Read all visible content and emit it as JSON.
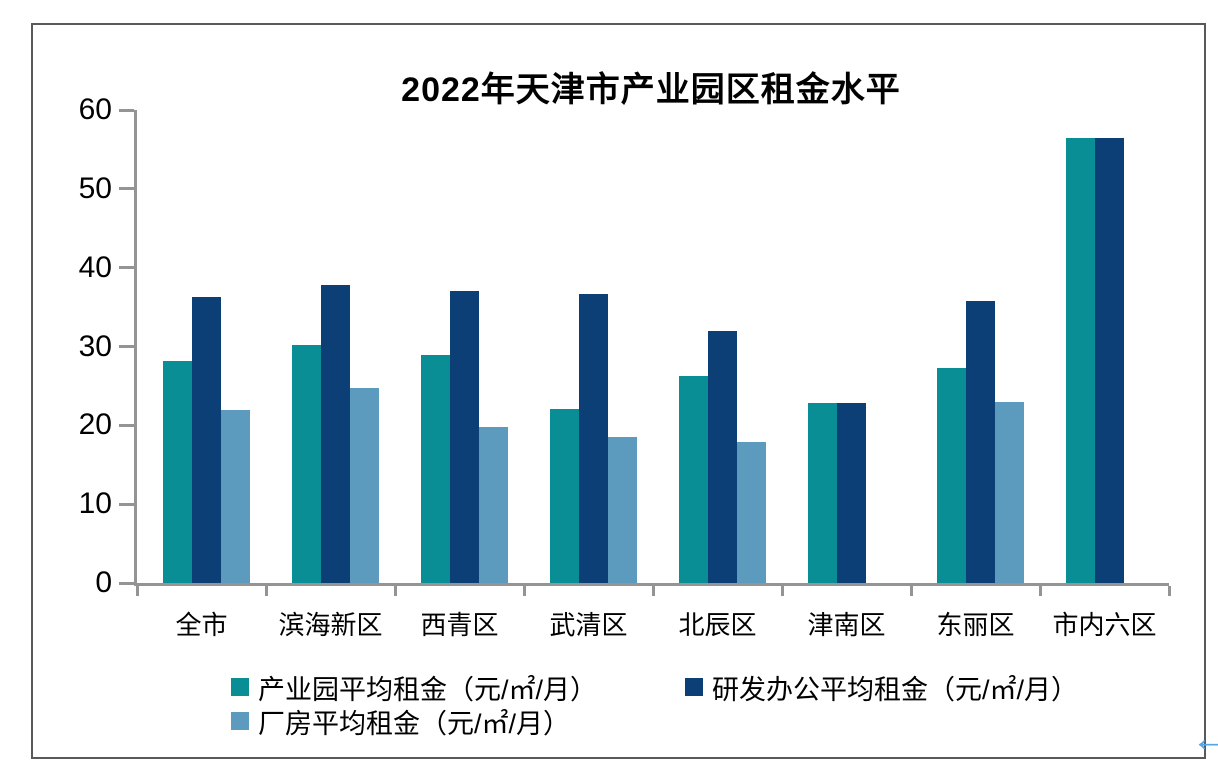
{
  "chart_data": {
    "type": "bar",
    "title": "2022年天津市产业园区租金水平",
    "categories": [
      "全市",
      "滨海新区",
      "西青区",
      "武清区",
      "北辰区",
      "津南区",
      "东丽区",
      "市内六区"
    ],
    "series": [
      {
        "name": "产业园平均租金（元/㎡/月）",
        "color": "#0a8e96",
        "values": [
          28.2,
          30.2,
          28.9,
          22.1,
          26.3,
          22.8,
          27.3,
          56.4
        ]
      },
      {
        "name": "研发办公平均租金（元/㎡/月）",
        "color": "#0b3f76",
        "values": [
          36.3,
          37.8,
          37.0,
          36.6,
          32.0,
          22.8,
          35.8,
          56.4
        ]
      },
      {
        "name": "厂房平均租金（元/㎡/月）",
        "color": "#5c9bbd",
        "values": [
          22.0,
          24.8,
          19.8,
          18.5,
          17.9,
          null,
          23.0,
          null
        ]
      }
    ],
    "yticks": [
      0,
      10,
      20,
      30,
      40,
      50,
      60
    ],
    "ylim": [
      0,
      60
    ],
    "xlabel": "",
    "ylabel": "",
    "grid": false,
    "legend_position": "bottom",
    "axis_color": "#949494",
    "frame_border_color": "#595959"
  },
  "cursor": {
    "glyph": "←",
    "color": "#55a6e8"
  }
}
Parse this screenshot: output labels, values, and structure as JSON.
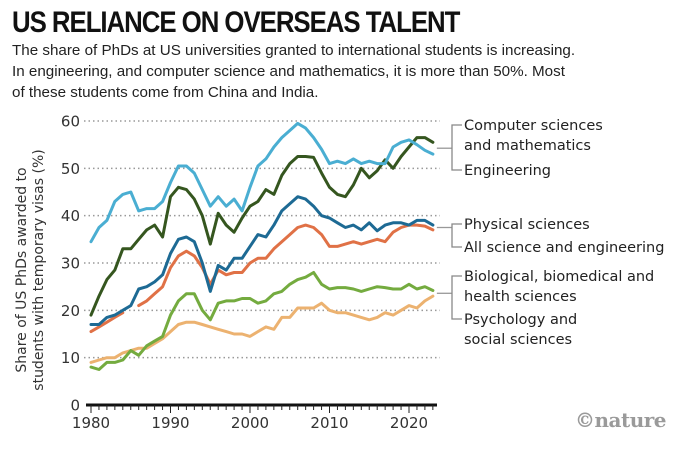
{
  "header": {
    "title": "US RELIANCE ON OVERSEAS TALENT",
    "subtitle_lines": [
      "The share of PhDs at US universities granted to international students is increasing.",
      "In engineering, and computer science and mathematics, it is more than 50%. Most",
      "of these students come from China and India."
    ]
  },
  "credit": "©nature",
  "chart_data": {
    "type": "line",
    "title": "US RELIANCE ON OVERSEAS TALENT",
    "xlabel": "",
    "ylabel_lines": [
      "Share of US PhDs awarded to",
      "students with temporary visas (%)"
    ],
    "xlim": [
      1980,
      2023
    ],
    "ylim": [
      0,
      60
    ],
    "x_ticks": [
      1980,
      1990,
      2000,
      2010,
      2020
    ],
    "y_ticks": [
      0,
      10,
      20,
      30,
      40,
      50,
      60
    ],
    "grid": "horizontal dotted",
    "legend_placement": "right, direct labels",
    "x": [
      1980,
      1981,
      1982,
      1983,
      1984,
      1985,
      1986,
      1987,
      1988,
      1989,
      1990,
      1991,
      1992,
      1993,
      1994,
      1995,
      1996,
      1997,
      1998,
      1999,
      2000,
      2001,
      2002,
      2003,
      2004,
      2005,
      2006,
      2007,
      2008,
      2009,
      2010,
      2011,
      2012,
      2013,
      2014,
      2015,
      2016,
      2017,
      2018,
      2019,
      2020,
      2021,
      2022,
      2023
    ],
    "series": [
      {
        "name": "Computer sciences and mathematics",
        "label_lines": [
          "Computer sciences",
          "and mathematics"
        ],
        "color": "#4aaed2",
        "values": [
          34.5,
          37.5,
          39,
          43,
          44.5,
          45,
          41,
          41.5,
          41.5,
          43,
          47,
          50.5,
          50.5,
          49,
          45.5,
          42,
          44,
          42,
          43.5,
          41,
          46,
          50.5,
          52,
          54.5,
          56.5,
          58,
          59.5,
          58.5,
          56.5,
          54,
          51,
          51.5,
          51,
          52,
          51,
          51.5,
          51,
          51,
          54.5,
          55.5,
          56,
          55,
          53.8,
          53
        ]
      },
      {
        "name": "Engineering",
        "label_lines": [
          "Engineering"
        ],
        "color": "#35561f",
        "values": [
          19,
          23,
          26.5,
          28.5,
          33,
          33,
          35,
          37,
          38,
          35.5,
          44,
          46,
          45.5,
          43.5,
          40,
          34,
          40.5,
          38,
          36.5,
          39.5,
          42,
          43,
          45.5,
          44.5,
          48.5,
          51,
          52.5,
          52.5,
          52.3,
          49,
          46,
          44.5,
          44,
          46.5,
          50,
          48,
          49.5,
          51.8,
          50,
          52.5,
          54.5,
          56.5,
          56.5,
          55.5
        ]
      },
      {
        "name": "Physical sciences",
        "label_lines": [
          "Physical sciences"
        ],
        "color": "#1d6a94",
        "values": [
          17,
          17,
          18.5,
          19,
          20,
          21,
          24.5,
          25,
          26,
          27.5,
          32,
          35,
          35.5,
          34.5,
          30,
          24,
          29.5,
          28.5,
          31,
          31,
          33.5,
          36,
          35.5,
          38,
          41,
          42.5,
          44,
          43.5,
          42,
          40,
          39.5,
          38.5,
          37.5,
          38,
          37,
          38.5,
          36.8,
          38,
          38.5,
          38.5,
          38,
          39,
          39,
          38
        ]
      },
      {
        "name": "All science and engineering",
        "label_lines": [
          "All science and engineering"
        ],
        "color": "#e07146",
        "values": [
          15.5,
          16.5,
          17.5,
          18.5,
          19.5,
          null,
          21,
          22,
          23.5,
          25,
          29,
          31.5,
          32.5,
          31.5,
          29,
          25.5,
          28.5,
          27.5,
          28,
          28,
          30,
          31,
          31,
          33,
          34.5,
          36,
          37.5,
          38,
          37.5,
          36,
          33.5,
          33.5,
          34,
          34.5,
          34,
          34.5,
          35,
          34.5,
          36.5,
          37.5,
          38,
          38,
          37.8,
          37
        ]
      },
      {
        "name": "Biological, biomedical and health sciences",
        "label_lines": [
          "Biological, biomedical and",
          "health sciences"
        ],
        "color": "#74ab3f",
        "values": [
          8,
          7.5,
          9,
          9,
          9.5,
          11.5,
          10.5,
          12.5,
          13.5,
          14.5,
          19,
          22,
          23.5,
          23.5,
          20,
          18,
          21.5,
          22,
          22,
          22.5,
          22.5,
          21.5,
          22,
          23.5,
          24,
          25.5,
          26.5,
          27,
          28,
          25.5,
          24.5,
          24.8,
          24.8,
          24.5,
          24,
          24.5,
          25,
          24.8,
          24.5,
          24.5,
          25.5,
          24.5,
          25,
          24.2
        ]
      },
      {
        "name": "Psychology and social sciences",
        "label_lines": [
          "Psychology and",
          "social sciences"
        ],
        "color": "#ecb270",
        "values": [
          9,
          9.5,
          10,
          10,
          11,
          11.5,
          12,
          12,
          13,
          14,
          15.5,
          17,
          17.5,
          17.5,
          17,
          16.5,
          16,
          15.5,
          15,
          15,
          14.5,
          15.5,
          16.5,
          16,
          18.5,
          18.5,
          20.5,
          20.5,
          20.5,
          21.5,
          20,
          19.5,
          19.5,
          19,
          18.5,
          18,
          18.5,
          19.5,
          19,
          20,
          21,
          20.5,
          22,
          23
        ]
      }
    ]
  }
}
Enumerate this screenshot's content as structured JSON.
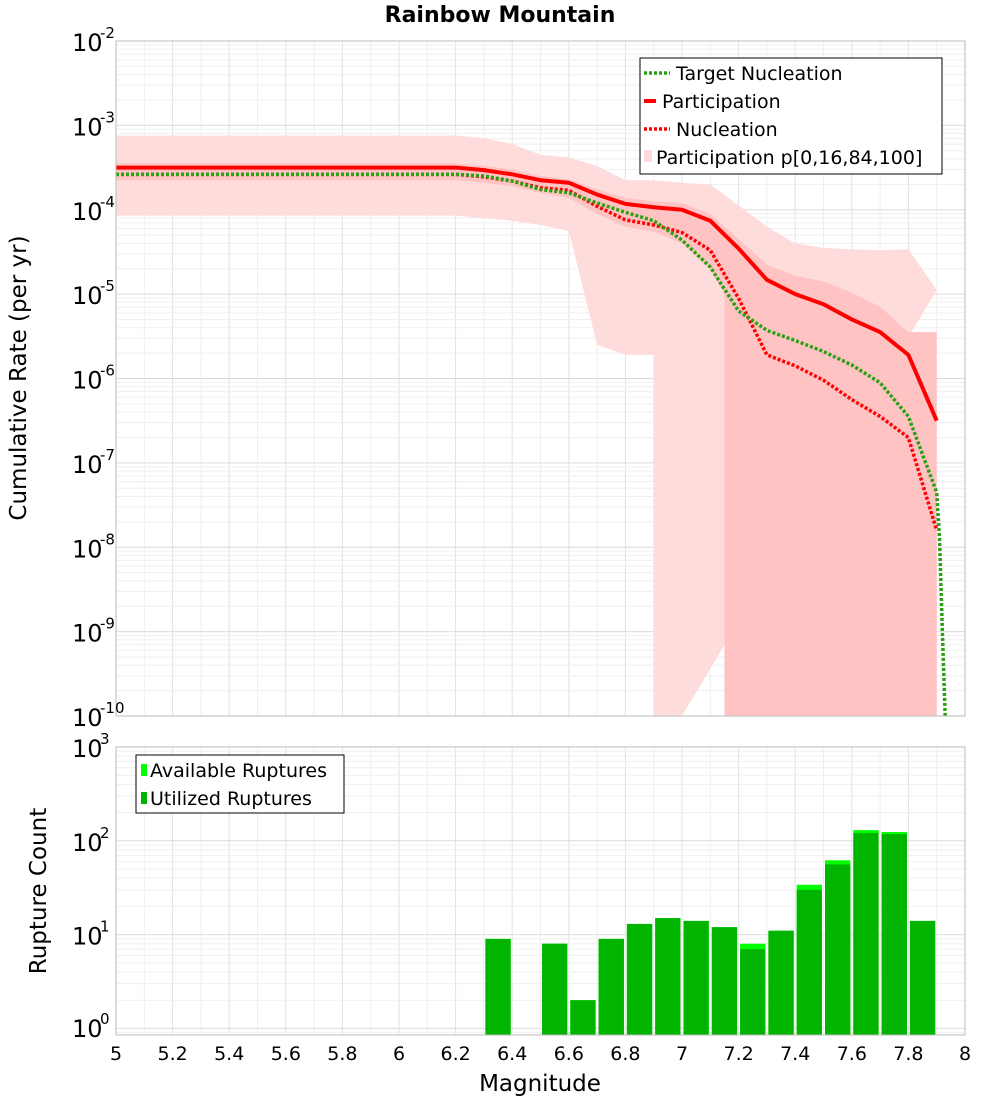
{
  "chart_data": [
    {
      "type": "line",
      "title": "Rainbow Mountain",
      "xlabel": "",
      "ylabel": "Cumulative Rate (per yr)",
      "xlim": [
        5,
        8
      ],
      "ylim_log10": [
        -10,
        -2
      ],
      "y_scale": "log",
      "y_tick_exponents": [
        "-2",
        "-3",
        "-4",
        "-5",
        "-6",
        "-7",
        "-8",
        "-9",
        "-10"
      ],
      "legend_position": "top-right",
      "legend": {
        "target": "Target Nucleation",
        "participation": "Participation",
        "nucleation": "Nucleation",
        "band": "Participation p[0,16,84,100]"
      },
      "colors": {
        "target": "#2aa012",
        "participation": "#ff0000",
        "nucleation": "#ff0000",
        "band_outer": "#ffdcdc",
        "band_inner": "#ffc3c3"
      },
      "series": [
        {
          "name": "Target Nucleation",
          "x": [
            5.0,
            6.2,
            6.3,
            6.4,
            6.5,
            6.6,
            6.7,
            6.8,
            6.9,
            7.0,
            7.1,
            7.2,
            7.3,
            7.4,
            7.5,
            7.6,
            7.7,
            7.8,
            7.9,
            7.91,
            7.92,
            7.93
          ],
          "log10_y": [
            -3.58,
            -3.58,
            -3.6,
            -3.66,
            -3.76,
            -3.8,
            -3.92,
            -4.03,
            -4.13,
            -4.36,
            -4.68,
            -5.2,
            -5.43,
            -5.55,
            -5.68,
            -5.84,
            -6.05,
            -6.45,
            -7.35,
            -7.9,
            -9.0,
            -10.0
          ]
        },
        {
          "name": "Participation",
          "x": [
            5.0,
            6.2,
            6.3,
            6.4,
            6.5,
            6.6,
            6.7,
            6.8,
            6.9,
            7.0,
            7.1,
            7.2,
            7.3,
            7.4,
            7.5,
            7.6,
            7.7,
            7.8,
            7.9
          ],
          "log10_y": [
            -3.5,
            -3.5,
            -3.53,
            -3.58,
            -3.65,
            -3.68,
            -3.82,
            -3.93,
            -3.97,
            -4.0,
            -4.13,
            -4.46,
            -4.83,
            -5.0,
            -5.12,
            -5.3,
            -5.45,
            -5.72,
            -6.5
          ]
        },
        {
          "name": "Nucleation",
          "x": [
            5.0,
            6.2,
            6.3,
            6.4,
            6.5,
            6.6,
            6.7,
            6.8,
            6.9,
            7.0,
            7.1,
            7.2,
            7.3,
            7.4,
            7.5,
            7.6,
            7.7,
            7.8,
            7.9
          ],
          "log10_y": [
            -3.58,
            -3.58,
            -3.61,
            -3.66,
            -3.74,
            -3.77,
            -3.96,
            -4.12,
            -4.18,
            -4.27,
            -4.48,
            -5.05,
            -5.72,
            -5.85,
            -6.02,
            -6.25,
            -6.45,
            -6.7,
            -7.8
          ]
        }
      ],
      "bands": [
        {
          "name": "p0-p100",
          "x": [
            5.0,
            6.2,
            6.3,
            6.4,
            6.5,
            6.6,
            6.7,
            6.8,
            6.9,
            7.0,
            7.1,
            7.2,
            7.3,
            7.4,
            7.5,
            7.6,
            7.7,
            7.8,
            7.9
          ],
          "upper_log10": [
            -3.12,
            -3.12,
            -3.15,
            -3.22,
            -3.35,
            -3.38,
            -3.48,
            -3.65,
            -3.65,
            -3.68,
            -3.7,
            -3.95,
            -4.2,
            -4.4,
            -4.45,
            -4.47,
            -4.48,
            -4.47,
            -4.95
          ],
          "lower_x": [
            5.0,
            6.2,
            6.3,
            6.4,
            6.5,
            6.6,
            6.7,
            6.8,
            6.9,
            6.9,
            7.0,
            7.0
          ],
          "lower_log10": [
            -4.07,
            -4.07,
            -4.1,
            -4.13,
            -4.18,
            -4.25,
            -5.6,
            -5.72,
            -5.72,
            -10.0,
            -10.0,
            -10.0
          ]
        },
        {
          "name": "p16-p84",
          "x": [
            5.0,
            6.2,
            6.3,
            6.4,
            6.5,
            6.6,
            6.7,
            6.8,
            6.9,
            7.0,
            7.1,
            7.2,
            7.3,
            7.4,
            7.5,
            7.6,
            7.7,
            7.8,
            7.9
          ],
          "upper_log10": [
            -3.45,
            -3.45,
            -3.48,
            -3.52,
            -3.6,
            -3.64,
            -3.76,
            -3.86,
            -3.9,
            -3.92,
            -4.05,
            -4.35,
            -4.65,
            -4.78,
            -4.85,
            -4.98,
            -5.15,
            -5.45,
            -5.45
          ],
          "lower_x": [
            5.0,
            6.2,
            6.3,
            6.4,
            6.5,
            6.6,
            6.7,
            6.8,
            6.9,
            7.0,
            7.1,
            7.15,
            7.15,
            7.9
          ],
          "lower_log10": [
            -3.65,
            -3.65,
            -3.68,
            -3.72,
            -3.8,
            -3.86,
            -4.05,
            -4.2,
            -4.26,
            -4.4,
            -4.7,
            -5.0,
            -10.0,
            -10.0
          ]
        }
      ]
    },
    {
      "type": "bar",
      "xlabel": "Magnitude",
      "ylabel": "Rupture Count",
      "xlim": [
        5,
        8
      ],
      "ylim_log10": [
        -0.07,
        3
      ],
      "y_scale": "log",
      "y_tick_exponents": [
        "3",
        "2",
        "1",
        "0"
      ],
      "x_ticks": [
        "5",
        "5.2",
        "5.4",
        "5.6",
        "5.8",
        "6",
        "6.2",
        "6.4",
        "6.6",
        "6.8",
        "7",
        "7.2",
        "7.4",
        "7.6",
        "7.8",
        "8"
      ],
      "legend_position": "top-left",
      "legend": {
        "available": "Available Ruptures",
        "utilized": "Utilized Ruptures"
      },
      "colors": {
        "available": "#00ff00",
        "utilized": "#00b400"
      },
      "bin_width": 0.1,
      "bins": [
        6.35,
        6.55,
        6.65,
        6.75,
        6.85,
        6.95,
        7.05,
        7.15,
        7.25,
        7.35,
        7.45,
        7.55,
        7.65,
        7.75,
        7.85
      ],
      "available": [
        9,
        8,
        2,
        9,
        13,
        15,
        14,
        12,
        8,
        11,
        34,
        62,
        130,
        124,
        14
      ],
      "utilized": [
        9,
        8,
        2,
        9,
        13,
        15,
        14,
        12,
        7,
        11,
        30,
        56,
        121,
        118,
        14
      ]
    }
  ]
}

■ ■ ■

> [Written exercise]: Search the data above for the string "xlabel" and return every line that has it.

> [Result]:
    "xlabel": "",
    "xlabel": "",
      "xlabel": "",
      "xlabel": "Magnitude",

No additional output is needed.